Given task 1:
Repeat the rows from the line containing "Text: NOT THE" through the line containing "Text: Competent (1", both ends included, with each line copied character for character.

Provided passage:
========================

[LLVMCPU] Enable tileDispatchUsingForall as default (#18777)

diff --git a/compiler/src/iree/compiler/Codegen/Common/TileDispatchUsingForall.cpp b/compiler/src/iree/compiler/Codegen/Common/TileDispatchUsingForall.cpp
index ebbe585..218b7f5 100644
--- a/compiler/src/iree/compiler/Codegen/Common/TileDispatchUsingForall.cpp
+++ b/compiler/src/iree/compiler/Codegen/Common/TileDispatchUsingForall.cpp
@@ -202,13 +202,16 @@
   llvm::SmallDenseSet<int> droppedLoops;
   for (auto [index, lb, ub, step] :
        llvm::enumerate(mixedLbs, mixedUbs, mixedSteps)) {
-    if (!isa<Attribute>(lb) || !isa<Attribute>(ub) || !isa<Attribute>(step)) {
+
+    std::optional<int64_t> lbVal = getConstantIntValue(lb);
+    std::optional<int64_t> ubVal = getConstantIntValue(ub);
+    std::optional<int64_t> stepVal = getConstantIntValue(step);
+
+    if (!(lbVal && ubVal && stepVal)) {
       continue;
     }
-    int64_t lbVal = getConstantIntValue(lb).value();
-    int64_t ubVal = getConstantIntValue(ub).value();
-    int64_t stepVal = getConstantIntValue(step).value();
-    if (CEILDIV(ubVal - lbVal, stepVal) == 1) {
+
+    if (CEILDIV(ubVal.value() - lbVal.value(), stepVal.value()) == 1) {
       droppedLoops.insert(index);
     }
   }
diff --git a/compiler/src/iree/compiler/Codegen/LLVMCPU/Passes.cpp b/compiler/src/iree/compiler/Codegen/LLVMCPU/Passes.cpp
index 0951fbb..71b3aec 100644
--- a/compiler/src/iree/compiler/Codegen/LLVMCPU/Passes.cpp
+++ b/compiler/src/iree/compiler/Codegen/LLVMCPU/Passes.cpp
@@ -95,7 +95,7 @@
 static llvm::cl::opt<bool> clTileDispatchUsingForall(
     "iree-llvmcpu-tile-dispatch-using-forall",
     llvm::cl::desc("Enable tile and distribute to workgroups using scf.forall"),
-    llvm::cl::init(false));
+    llvm::cl::init(true));
 
 // By default, IREE does not enable the Armv9-A streaming SVE mode in the
 // presence of scalable vectors (even when using `+sme`), as currently there's
@@ -111,9 +111,8 @@
     llvm::cl::init(false));
 
 // TODO: Enable `TileDispatchUsingForall` for every pipeline.

========================

Given task 2:
Decide whether each statement agrees with the diff, and answer yes or no for each, quoting the words of the diff that settle it. (a) The patch changes the default value of the "iree-llvmcpu-tile-dispatch-using-forall" option from false to true. (b) The option's description says it enables tiling and distribution to workgroups using scf.for. (c) In the new code, lbVal is declared as a plain int64_t taken directly from getConstantIntValue(lb).value().

Data lines:

========================

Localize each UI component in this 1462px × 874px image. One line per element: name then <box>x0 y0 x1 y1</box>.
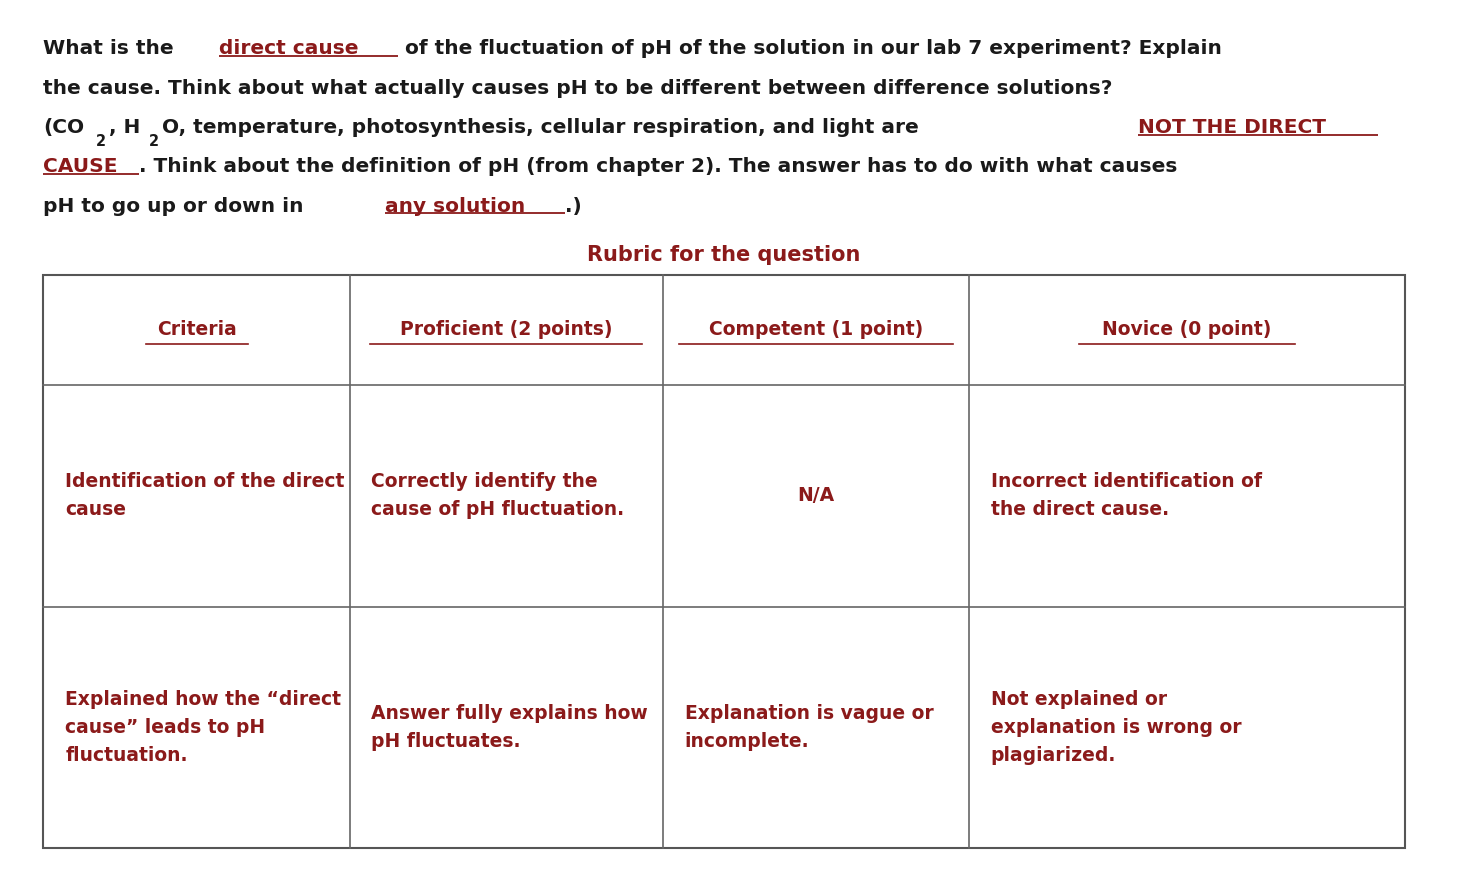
Text: NOT THE DIRECT: NOT THE DIRECT <box>1137 118 1326 137</box>
Text: of the fluctuation of pH of the solution in our lab 7 experiment? Explain: of the fluctuation of pH of the solution… <box>398 39 1222 59</box>
Text: . Think about the definition of pH (from chapter 2). The answer has to do with w: . Think about the definition of pH (from… <box>139 157 1177 177</box>
Text: , H: , H <box>108 118 140 137</box>
Text: direct cause: direct cause <box>219 39 358 59</box>
Text: 2: 2 <box>96 134 107 149</box>
Text: Not explained or
explanation is wrong or
plagiarized.: Not explained or explanation is wrong or… <box>991 690 1241 765</box>
Text: What is the: What is the <box>44 39 181 59</box>
Text: Explained how the “direct
cause” leads to pH
fluctuation.: Explained how the “direct cause” leads t… <box>66 690 341 765</box>
Text: Criteria: Criteria <box>156 321 237 339</box>
Text: any solution: any solution <box>386 197 526 216</box>
Text: Identification of the direct
cause: Identification of the direct cause <box>66 473 345 519</box>
FancyBboxPatch shape <box>44 275 1405 848</box>
Text: Rubric for the question: Rubric for the question <box>588 245 861 265</box>
Text: Incorrect identification of
the direct cause.: Incorrect identification of the direct c… <box>991 473 1262 519</box>
Text: Proficient (2 points): Proficient (2 points) <box>401 321 613 339</box>
Text: 2: 2 <box>149 134 159 149</box>
Text: Competent (1 point): Competent (1 point) <box>709 321 923 339</box>
Text: Correctly identify the
cause of pH fluctuation.: Correctly identify the cause of pH fluct… <box>371 473 624 519</box>
Text: .): .) <box>564 197 582 216</box>
Text: (CO: (CO <box>44 118 85 137</box>
Text: the cause. Think about what actually causes pH to be different between differenc: the cause. Think about what actually cau… <box>44 79 1113 98</box>
Text: N/A: N/A <box>797 487 835 505</box>
Text: O, temperature, photosynthesis, cellular respiration, and light are: O, temperature, photosynthesis, cellular… <box>162 118 925 137</box>
Text: Novice (0 point): Novice (0 point) <box>1102 321 1272 339</box>
Text: pH to go up or down in: pH to go up or down in <box>44 197 311 216</box>
Text: Explanation is vague or
incomplete.: Explanation is vague or incomplete. <box>684 704 933 751</box>
Text: CAUSE: CAUSE <box>44 157 118 177</box>
Text: Answer fully explains how
pH fluctuates.: Answer fully explains how pH fluctuates. <box>371 704 648 751</box>
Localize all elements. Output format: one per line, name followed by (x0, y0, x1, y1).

========================

Finished answer 1:
Text: NOT THE DIRECT: NOT THE DIRECT <box>1137 118 1326 137</box>
Text: of the fluctuation of pH of the solution in our lab 7 experiment? Explain: of the fluctuation of pH of the solution… <box>398 39 1222 59</box>
Text: . Think about the definition of pH (from chapter 2). The answer has to do with w: . Think about the definition of pH (from… <box>139 157 1177 177</box>
Text: , H: , H <box>108 118 140 137</box>
Text: direct cause: direct cause <box>219 39 358 59</box>
Text: 2: 2 <box>96 134 107 149</box>
Text: Not explained or
explanation is wrong or
plagiarized.: Not explained or explanation is wrong or… <box>991 690 1241 765</box>
Text: What is the: What is the <box>44 39 181 59</box>
Text: Explained how the “direct
cause” leads to pH
fluctuation.: Explained how the “direct cause” leads t… <box>66 690 341 765</box>
Text: Criteria: Criteria <box>156 321 237 339</box>
Text: any solution: any solution <box>386 197 526 216</box>
Text: Identification of the direct
cause: Identification of the direct cause <box>66 473 345 519</box>
FancyBboxPatch shape <box>44 275 1405 848</box>
Text: Rubric for the question: Rubric for the question <box>588 245 861 265</box>
Text: Incorrect identification of
the direct cause.: Incorrect identification of the direct c… <box>991 473 1262 519</box>
Text: Proficient (2 points): Proficient (2 points) <box>401 321 613 339</box>
Text: 2: 2 <box>149 134 159 149</box>
Text: Competent (1 point): Competent (1 point) <box>709 321 923 339</box>

Finished answer 2:
(a) Yes: "llvm::cl::init(false));" is replaced by "llvm::cl::init(true));".
(b) No: "Enable tile and distribute to workgroups using scf.forall".
(c) No: "std::optional<int64_t> lbVal = getConstantIntValue(lb);"